[RECORDS SHOWN start]
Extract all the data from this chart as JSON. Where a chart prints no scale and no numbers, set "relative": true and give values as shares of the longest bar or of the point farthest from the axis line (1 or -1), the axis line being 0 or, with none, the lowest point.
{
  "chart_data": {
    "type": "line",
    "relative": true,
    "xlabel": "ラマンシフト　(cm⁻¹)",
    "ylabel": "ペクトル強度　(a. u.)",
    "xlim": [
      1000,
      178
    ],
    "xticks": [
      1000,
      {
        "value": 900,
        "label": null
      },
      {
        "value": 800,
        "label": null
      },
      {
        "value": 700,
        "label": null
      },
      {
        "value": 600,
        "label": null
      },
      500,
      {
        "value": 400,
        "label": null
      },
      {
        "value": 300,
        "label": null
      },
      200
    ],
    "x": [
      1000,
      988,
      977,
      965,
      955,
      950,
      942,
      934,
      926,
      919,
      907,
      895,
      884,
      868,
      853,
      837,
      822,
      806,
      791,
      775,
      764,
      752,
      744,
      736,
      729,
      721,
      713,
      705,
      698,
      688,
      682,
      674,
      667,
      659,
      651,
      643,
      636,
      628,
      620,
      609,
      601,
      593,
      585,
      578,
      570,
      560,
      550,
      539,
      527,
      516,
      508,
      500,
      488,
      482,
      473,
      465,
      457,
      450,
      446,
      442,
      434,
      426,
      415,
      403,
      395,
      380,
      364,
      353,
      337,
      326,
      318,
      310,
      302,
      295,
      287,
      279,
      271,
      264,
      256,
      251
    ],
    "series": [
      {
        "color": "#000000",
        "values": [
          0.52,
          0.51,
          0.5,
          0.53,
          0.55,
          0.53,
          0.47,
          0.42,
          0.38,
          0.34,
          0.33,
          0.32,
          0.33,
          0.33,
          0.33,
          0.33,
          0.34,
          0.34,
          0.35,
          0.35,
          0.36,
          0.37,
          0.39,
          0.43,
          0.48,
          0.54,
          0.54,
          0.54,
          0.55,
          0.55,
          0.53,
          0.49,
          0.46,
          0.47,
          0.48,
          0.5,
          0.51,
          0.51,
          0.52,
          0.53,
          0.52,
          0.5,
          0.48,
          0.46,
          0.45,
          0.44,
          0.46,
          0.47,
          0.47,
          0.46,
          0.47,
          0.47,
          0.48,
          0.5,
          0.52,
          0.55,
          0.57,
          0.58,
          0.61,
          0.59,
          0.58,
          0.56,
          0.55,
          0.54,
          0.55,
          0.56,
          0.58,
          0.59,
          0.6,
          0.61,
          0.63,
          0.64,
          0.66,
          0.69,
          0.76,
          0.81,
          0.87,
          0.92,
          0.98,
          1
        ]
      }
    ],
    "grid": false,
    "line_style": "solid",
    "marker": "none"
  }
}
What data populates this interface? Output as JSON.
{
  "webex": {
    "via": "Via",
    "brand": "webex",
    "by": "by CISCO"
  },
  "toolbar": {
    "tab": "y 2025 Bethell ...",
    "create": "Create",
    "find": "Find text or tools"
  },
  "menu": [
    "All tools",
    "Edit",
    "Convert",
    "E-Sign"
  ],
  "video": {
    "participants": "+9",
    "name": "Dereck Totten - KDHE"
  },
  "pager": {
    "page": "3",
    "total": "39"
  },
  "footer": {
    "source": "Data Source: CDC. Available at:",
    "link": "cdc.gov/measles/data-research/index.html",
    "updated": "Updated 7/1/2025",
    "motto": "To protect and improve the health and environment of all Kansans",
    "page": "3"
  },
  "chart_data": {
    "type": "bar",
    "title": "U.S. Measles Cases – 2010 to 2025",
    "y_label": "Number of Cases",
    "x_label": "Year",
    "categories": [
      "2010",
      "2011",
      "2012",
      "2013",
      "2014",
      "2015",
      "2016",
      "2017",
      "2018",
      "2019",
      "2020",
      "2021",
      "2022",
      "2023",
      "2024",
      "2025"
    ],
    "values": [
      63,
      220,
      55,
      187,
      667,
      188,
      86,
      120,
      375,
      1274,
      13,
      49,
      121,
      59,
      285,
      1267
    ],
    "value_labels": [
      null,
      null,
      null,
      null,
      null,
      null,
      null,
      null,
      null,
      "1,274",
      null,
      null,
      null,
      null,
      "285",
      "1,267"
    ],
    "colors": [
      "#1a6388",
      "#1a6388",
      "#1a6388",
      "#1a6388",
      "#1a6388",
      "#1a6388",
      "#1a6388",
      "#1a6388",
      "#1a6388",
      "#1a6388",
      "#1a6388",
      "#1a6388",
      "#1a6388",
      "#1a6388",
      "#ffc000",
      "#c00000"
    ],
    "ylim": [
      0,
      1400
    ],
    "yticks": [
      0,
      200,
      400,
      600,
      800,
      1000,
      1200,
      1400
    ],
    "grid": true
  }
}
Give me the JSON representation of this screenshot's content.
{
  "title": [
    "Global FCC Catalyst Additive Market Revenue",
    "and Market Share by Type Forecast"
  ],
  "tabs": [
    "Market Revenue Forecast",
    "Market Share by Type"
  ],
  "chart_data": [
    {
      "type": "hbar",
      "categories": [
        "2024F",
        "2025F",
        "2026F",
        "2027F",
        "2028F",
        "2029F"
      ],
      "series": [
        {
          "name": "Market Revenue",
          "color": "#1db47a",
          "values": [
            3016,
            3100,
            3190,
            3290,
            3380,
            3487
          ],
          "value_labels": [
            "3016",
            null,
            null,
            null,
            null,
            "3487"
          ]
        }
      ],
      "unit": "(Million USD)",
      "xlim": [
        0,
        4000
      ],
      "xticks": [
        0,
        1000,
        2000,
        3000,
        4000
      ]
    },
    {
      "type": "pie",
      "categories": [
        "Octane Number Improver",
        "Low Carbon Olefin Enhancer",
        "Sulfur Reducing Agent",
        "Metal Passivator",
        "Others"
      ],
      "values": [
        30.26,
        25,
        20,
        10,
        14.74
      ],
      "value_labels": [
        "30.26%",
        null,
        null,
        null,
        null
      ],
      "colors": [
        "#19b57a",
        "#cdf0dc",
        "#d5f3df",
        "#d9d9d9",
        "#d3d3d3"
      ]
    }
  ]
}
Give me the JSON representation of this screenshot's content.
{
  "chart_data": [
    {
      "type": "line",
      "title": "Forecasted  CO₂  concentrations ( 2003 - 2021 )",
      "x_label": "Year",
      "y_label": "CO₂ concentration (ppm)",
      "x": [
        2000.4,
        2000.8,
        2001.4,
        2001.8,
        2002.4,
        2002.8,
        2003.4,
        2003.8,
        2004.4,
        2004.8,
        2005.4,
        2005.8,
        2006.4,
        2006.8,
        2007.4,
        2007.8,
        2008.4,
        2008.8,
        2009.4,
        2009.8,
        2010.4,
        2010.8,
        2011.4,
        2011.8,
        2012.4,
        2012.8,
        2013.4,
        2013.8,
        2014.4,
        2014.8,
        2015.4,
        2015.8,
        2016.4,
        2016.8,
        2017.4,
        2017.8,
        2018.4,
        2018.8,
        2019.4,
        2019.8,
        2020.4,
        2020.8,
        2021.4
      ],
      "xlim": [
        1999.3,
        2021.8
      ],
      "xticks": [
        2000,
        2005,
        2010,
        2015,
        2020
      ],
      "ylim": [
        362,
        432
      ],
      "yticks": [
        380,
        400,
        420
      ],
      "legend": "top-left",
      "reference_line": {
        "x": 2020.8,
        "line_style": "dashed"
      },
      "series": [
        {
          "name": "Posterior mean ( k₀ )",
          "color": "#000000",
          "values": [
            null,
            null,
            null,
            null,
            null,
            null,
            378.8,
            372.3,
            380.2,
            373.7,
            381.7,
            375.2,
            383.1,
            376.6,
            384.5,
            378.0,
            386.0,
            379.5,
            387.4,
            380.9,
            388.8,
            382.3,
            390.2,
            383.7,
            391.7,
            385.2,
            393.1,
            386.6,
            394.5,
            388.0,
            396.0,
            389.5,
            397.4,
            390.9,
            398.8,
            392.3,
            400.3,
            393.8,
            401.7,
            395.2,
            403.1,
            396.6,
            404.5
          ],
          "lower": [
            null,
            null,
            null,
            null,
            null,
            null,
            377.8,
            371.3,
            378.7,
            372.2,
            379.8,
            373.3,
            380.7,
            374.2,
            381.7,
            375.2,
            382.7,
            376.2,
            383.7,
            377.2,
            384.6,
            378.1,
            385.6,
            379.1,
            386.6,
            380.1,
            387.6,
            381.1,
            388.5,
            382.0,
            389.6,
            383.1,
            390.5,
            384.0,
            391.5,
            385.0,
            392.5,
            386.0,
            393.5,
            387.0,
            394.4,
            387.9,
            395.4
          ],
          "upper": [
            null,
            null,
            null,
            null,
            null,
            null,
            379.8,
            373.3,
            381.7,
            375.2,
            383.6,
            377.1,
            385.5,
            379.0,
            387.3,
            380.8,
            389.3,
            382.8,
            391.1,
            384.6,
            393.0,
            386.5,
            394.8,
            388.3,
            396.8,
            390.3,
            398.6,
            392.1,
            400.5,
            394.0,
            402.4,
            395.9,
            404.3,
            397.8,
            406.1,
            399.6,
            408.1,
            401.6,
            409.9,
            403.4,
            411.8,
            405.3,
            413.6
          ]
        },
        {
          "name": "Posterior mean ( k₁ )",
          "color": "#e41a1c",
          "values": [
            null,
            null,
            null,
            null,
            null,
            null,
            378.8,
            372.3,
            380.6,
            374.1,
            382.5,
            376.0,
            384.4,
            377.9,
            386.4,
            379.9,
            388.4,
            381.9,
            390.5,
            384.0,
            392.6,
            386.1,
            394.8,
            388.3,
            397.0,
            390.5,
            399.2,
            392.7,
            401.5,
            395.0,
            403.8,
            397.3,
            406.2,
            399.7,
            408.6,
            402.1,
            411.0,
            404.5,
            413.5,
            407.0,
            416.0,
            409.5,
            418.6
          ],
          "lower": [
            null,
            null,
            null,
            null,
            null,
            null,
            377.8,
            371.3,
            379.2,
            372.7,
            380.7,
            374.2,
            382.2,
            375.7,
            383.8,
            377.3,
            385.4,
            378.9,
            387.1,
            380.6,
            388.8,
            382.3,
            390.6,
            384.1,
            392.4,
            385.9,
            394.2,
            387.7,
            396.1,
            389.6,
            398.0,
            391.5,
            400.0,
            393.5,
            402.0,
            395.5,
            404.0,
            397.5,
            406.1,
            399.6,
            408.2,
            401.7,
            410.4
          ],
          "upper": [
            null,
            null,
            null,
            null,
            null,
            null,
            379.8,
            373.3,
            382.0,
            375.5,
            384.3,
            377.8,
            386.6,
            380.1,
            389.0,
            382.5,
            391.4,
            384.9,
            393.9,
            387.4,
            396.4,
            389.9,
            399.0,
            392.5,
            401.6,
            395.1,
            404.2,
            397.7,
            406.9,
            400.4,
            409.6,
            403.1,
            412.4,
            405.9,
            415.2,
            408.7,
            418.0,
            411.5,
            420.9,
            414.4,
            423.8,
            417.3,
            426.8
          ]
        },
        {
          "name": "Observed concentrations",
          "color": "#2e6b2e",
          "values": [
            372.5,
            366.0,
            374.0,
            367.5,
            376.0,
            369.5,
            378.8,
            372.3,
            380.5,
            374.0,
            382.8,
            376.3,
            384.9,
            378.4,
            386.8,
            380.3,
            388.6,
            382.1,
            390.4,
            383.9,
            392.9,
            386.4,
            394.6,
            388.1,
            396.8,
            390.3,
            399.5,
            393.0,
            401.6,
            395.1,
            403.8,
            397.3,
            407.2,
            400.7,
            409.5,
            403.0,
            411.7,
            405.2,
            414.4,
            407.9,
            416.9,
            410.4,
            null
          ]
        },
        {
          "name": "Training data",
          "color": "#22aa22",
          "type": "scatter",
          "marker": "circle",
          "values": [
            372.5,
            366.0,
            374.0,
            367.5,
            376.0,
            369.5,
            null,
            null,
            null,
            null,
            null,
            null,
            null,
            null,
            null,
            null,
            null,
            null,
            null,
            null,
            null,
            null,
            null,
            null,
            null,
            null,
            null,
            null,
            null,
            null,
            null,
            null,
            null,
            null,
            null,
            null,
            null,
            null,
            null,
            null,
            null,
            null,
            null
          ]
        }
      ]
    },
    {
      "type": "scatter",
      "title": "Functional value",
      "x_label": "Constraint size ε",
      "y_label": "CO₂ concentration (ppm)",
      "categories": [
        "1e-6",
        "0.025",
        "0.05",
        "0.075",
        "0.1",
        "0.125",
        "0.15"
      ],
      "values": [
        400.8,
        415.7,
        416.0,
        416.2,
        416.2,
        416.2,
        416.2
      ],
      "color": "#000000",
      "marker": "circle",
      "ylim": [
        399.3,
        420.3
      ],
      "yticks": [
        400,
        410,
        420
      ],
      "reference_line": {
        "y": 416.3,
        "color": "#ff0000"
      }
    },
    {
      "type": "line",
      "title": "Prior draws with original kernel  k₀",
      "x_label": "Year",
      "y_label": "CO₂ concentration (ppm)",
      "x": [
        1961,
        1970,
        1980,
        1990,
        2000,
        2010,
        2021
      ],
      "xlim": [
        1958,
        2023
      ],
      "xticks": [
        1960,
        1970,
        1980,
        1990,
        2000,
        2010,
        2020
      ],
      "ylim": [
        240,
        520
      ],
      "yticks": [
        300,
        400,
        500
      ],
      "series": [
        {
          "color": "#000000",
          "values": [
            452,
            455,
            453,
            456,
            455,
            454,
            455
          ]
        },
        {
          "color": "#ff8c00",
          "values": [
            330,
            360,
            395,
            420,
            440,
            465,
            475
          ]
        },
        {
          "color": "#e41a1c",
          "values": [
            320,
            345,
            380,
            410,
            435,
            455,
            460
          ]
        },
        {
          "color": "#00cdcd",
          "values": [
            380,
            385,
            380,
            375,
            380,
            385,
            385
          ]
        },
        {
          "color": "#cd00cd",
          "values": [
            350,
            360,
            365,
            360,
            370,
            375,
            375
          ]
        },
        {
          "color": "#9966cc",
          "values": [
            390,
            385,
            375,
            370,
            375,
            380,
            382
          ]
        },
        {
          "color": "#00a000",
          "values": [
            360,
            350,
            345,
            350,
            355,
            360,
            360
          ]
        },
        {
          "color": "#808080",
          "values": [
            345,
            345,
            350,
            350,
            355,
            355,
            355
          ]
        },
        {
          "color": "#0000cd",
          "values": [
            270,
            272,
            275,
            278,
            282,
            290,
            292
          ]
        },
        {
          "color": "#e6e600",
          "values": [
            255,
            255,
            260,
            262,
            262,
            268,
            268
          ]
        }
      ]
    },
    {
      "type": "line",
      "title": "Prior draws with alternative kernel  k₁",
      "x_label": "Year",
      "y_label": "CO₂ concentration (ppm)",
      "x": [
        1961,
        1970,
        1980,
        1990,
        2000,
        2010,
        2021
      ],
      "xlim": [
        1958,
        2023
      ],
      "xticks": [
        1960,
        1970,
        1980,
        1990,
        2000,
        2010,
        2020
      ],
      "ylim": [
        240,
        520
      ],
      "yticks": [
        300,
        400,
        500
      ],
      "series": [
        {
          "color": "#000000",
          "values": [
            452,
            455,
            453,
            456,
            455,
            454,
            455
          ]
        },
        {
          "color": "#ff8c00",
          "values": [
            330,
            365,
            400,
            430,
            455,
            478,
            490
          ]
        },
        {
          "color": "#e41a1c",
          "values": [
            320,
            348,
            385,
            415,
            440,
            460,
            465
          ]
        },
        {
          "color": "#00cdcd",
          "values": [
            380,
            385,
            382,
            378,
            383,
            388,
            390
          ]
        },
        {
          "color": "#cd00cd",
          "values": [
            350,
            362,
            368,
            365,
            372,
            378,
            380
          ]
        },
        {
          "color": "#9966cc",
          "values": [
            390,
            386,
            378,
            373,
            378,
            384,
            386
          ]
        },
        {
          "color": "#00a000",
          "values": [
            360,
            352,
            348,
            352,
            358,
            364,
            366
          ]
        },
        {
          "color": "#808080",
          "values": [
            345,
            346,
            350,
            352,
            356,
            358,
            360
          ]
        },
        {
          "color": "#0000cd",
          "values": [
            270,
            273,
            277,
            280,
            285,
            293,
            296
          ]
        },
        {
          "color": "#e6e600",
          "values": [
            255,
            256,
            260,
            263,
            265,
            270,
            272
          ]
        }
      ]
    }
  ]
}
[RECORDS SHOWN end]
• WORK REQUIRED: Report every line in the data above in which the word "mean" appears.

• TASK ANSWER:
          "name": "Posterior mean ( k₀ )",
          "name": "Posterior mean ( k₁ )",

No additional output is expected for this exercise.